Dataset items
==================================================

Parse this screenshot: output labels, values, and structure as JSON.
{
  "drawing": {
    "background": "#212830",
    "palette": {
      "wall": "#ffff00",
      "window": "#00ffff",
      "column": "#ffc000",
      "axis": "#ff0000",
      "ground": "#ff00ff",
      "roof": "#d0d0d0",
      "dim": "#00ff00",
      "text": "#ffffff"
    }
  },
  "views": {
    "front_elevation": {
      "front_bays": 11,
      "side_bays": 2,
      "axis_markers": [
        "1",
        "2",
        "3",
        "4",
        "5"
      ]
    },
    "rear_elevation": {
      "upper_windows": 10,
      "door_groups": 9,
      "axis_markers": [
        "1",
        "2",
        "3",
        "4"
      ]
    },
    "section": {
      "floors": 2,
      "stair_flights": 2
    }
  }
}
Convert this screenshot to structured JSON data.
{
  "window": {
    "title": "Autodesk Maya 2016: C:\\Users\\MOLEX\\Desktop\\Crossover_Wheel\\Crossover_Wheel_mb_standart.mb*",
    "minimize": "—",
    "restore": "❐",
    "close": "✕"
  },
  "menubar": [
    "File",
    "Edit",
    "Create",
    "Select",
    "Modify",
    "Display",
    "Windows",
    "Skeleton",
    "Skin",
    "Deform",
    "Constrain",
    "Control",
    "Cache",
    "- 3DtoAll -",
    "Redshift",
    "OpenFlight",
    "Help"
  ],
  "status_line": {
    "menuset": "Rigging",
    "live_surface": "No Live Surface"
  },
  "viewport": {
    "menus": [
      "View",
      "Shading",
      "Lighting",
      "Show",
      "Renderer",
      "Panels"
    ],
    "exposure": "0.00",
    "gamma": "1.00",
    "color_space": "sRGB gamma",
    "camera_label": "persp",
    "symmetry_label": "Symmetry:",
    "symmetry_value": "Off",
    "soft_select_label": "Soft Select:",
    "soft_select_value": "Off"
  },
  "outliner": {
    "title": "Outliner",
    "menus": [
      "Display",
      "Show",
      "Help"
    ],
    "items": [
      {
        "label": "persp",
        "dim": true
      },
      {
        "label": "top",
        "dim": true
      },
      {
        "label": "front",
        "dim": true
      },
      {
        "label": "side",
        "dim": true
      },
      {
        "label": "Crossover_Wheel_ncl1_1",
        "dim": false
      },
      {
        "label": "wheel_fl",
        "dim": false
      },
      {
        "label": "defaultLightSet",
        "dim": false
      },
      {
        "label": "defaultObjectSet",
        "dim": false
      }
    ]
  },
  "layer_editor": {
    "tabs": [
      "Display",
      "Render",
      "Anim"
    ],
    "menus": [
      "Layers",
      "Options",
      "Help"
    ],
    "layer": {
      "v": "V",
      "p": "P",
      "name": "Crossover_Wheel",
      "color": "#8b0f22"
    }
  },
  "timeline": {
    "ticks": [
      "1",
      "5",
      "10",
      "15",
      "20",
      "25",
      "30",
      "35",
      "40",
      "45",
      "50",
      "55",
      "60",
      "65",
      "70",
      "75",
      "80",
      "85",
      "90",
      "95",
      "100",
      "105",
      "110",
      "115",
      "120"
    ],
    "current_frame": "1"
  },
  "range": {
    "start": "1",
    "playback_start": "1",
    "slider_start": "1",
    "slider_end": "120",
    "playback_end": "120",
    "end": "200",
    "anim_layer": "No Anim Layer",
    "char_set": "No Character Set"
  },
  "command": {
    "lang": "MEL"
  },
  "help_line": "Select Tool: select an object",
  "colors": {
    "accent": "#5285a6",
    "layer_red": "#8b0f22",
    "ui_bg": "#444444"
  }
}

==================================================

* [Given exercise]: Set down the material above again, word for word.

* [Task output]:
Parse this screenshot: output labels, values, and structure as JSON.
{
  "drawing": {
    "background": "#212830",
    "palette": {
      "wall": "#ffff00",
      "window": "#00ffff",
      "column": "#ffc000",
      "axis": "#ff0000",
      "ground": "#ff00ff",
      "roof": "#d0d0d0",
      "dim": "#00ff00",
      "text": "#ffffff"
    }
  },
  "views": {
    "front_elevation": {
      "front_bays": 11,
      "side_bays": 2,
      "axis_markers": [
        "1",
        "2",
        "3",
        "4",
        "5"
      ]
    },
    "rear_elevation": {
      "upper_windows": 10,
      "door_groups": 9,
      "axis_markers": [
        "1",
        "2",
        "3",
        "4"
      ]
    },
    "section": {
      "floors": 2,
      "stair_flights": 2
    }
  }
}
Convert this screenshot to structured JSON data.
{
  "window": {
    "title": "Autodesk Maya 2016: C:\\Users\\MOLEX\\Desktop\\Crossover_Wheel\\Crossover_Wheel_mb_standart.mb*",
    "minimize": "—",
    "restore": "❐",
    "close": "✕"
  },
  "menubar": [
    "File",
    "Edit",
    "Create",
    "Select",
    "Modify",
    "Display",
    "Windows",
    "Skeleton",
    "Skin",
    "Deform",
    "Constrain",
    "Control",
    "Cache",
    "- 3DtoAll -",
    "Redshift",
    "OpenFlight",
    "Help"
  ],
  "status_line": {
    "menuset": "Rigging",
    "live_surface": "No Live Surface"
  },
  "viewport": {
    "menus": [
      "View",
      "Shading",
      "Lighting",
      "Show",
      "Renderer",
      "Panels"
    ],
    "exposure": "0.00",
    "gamma": "1.00",
    "color_space": "sRGB gamma",
    "camera_label": "persp",
    "symmetry_label": "Symmetry:",
    "symmetry_value": "Off",
    "soft_select_label": "Soft Select:",
    "soft_select_value": "Off"
  },
  "outliner": {
    "title": "Outliner",
    "menus": [
      "Display",
      "Show",
      "Help"
    ],
    "items": [
      {
        "label": "persp",
        "dim": true
      },
      {
        "label": "top",
        "dim": true
      },
      {
        "label": "front",
        "dim": true
      },
      {
        "label": "side",
        "dim": true
      },
      {
        "label": "Crossover_Wheel_ncl1_1",
        "dim": false
      },
      {
        "label": "wheel_fl",
        "dim": false
      },
      {
        "label": "defaultLightSet",
        "dim": false
      },
      {
        "label": "defaultObjectSet",
        "dim": false
      }
    ]
  },
  "layer_editor": {
    "tabs": [
      "Display",
      "Render",
      "Anim"
    ],
    "menus": [
      "Layers",
      "Options",
      "Help"
    ],
    "layer": {
      "v": "V",
      "p": "P",
      "name": "Crossover_Wheel",
      "color": "#8b0f22"
    }
  },
  "timeline": {
    "ticks": [
      "1",
      "5",
      "10",
      "15",
      "20",
      "25",
      "30",
      "35",
      "40",
      "45",
      "50",
      "55",
      "60",
      "65",
      "70",
      "75",
      "80",
      "85",
      "90",
      "95",
      "100",
      "105",
      "110",
      "115",
      "120"
    ],
    "current_frame": "1"
  },
  "range": {
    "start": "1",
    "playback_start": "1",
    "slider_start": "1",
    "slider_end": "120",
    "playback_end": "120",
    "end": "200",
    "anim_layer": "No Anim Layer",
    "char_set": "No Character Set"
  },
  "command": {
    "lang": "MEL"
  },
  "help_line": "Select Tool: select an object",
  "colors": {
    "accent": "#5285a6",
    "layer_red": "#8b0f22",
    "ui_bg": "#444444"
  }
}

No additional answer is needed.